● What you are asked to do
Gather all lines in the entries that include the word "choix".

(Dataset items)

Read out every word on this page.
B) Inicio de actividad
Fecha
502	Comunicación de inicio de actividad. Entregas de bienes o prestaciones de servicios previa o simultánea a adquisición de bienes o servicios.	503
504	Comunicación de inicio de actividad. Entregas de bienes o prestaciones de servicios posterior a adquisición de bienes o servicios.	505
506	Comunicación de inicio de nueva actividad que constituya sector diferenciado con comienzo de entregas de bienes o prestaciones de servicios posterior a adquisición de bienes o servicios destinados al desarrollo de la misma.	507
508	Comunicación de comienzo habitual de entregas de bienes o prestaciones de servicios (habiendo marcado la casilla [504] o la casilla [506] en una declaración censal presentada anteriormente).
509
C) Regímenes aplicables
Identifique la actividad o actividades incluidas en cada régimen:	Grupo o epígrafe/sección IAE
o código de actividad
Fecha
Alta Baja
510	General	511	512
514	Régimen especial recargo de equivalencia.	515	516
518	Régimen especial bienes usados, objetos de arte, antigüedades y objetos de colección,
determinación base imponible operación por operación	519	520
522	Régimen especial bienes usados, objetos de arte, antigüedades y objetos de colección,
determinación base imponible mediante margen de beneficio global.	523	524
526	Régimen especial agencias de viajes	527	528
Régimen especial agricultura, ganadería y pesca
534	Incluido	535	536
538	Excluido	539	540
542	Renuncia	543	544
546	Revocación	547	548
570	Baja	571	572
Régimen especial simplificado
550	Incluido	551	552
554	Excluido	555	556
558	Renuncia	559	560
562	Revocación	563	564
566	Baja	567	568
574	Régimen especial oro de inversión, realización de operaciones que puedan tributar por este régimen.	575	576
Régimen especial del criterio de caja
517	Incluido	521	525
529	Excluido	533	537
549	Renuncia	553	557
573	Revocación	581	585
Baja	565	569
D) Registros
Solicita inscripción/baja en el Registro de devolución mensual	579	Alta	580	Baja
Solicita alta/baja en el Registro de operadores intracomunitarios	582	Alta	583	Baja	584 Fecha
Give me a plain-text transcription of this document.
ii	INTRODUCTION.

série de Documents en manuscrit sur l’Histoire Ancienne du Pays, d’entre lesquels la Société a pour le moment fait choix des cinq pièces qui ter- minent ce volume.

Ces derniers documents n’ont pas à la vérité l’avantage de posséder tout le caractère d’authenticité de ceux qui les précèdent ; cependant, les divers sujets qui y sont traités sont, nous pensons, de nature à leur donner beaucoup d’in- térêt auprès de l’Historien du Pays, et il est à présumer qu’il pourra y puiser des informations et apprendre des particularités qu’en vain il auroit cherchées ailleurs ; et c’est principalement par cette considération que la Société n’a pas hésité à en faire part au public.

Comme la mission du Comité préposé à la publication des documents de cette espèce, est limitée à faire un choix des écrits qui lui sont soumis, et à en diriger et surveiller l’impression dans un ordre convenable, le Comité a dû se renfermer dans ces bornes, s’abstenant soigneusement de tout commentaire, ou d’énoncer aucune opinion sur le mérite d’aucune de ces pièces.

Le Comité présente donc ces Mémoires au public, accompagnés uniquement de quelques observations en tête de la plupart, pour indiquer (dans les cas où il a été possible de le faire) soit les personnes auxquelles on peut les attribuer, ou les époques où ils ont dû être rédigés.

● Response to the exercise
série de Documents en manuscrit sur l’Histoire Ancienne du Pays, d’entre lesquels la Société a pour le moment fait choix des cinq pièces qui ter- minent ce volume.
Comme la mission du Comité préposé à la publication des documents de cette espèce, est limitée à faire un choix des écrits qui lui sont soumis, et à en diriger et surveiller l’impression dans un ordre convenable, le Comité a dû se renfermer dans ces bornes, s’abstenant soigneusement de tout commentaire, ou d’énoncer aucune opinion sur le mérite d’aucune de ces pièces.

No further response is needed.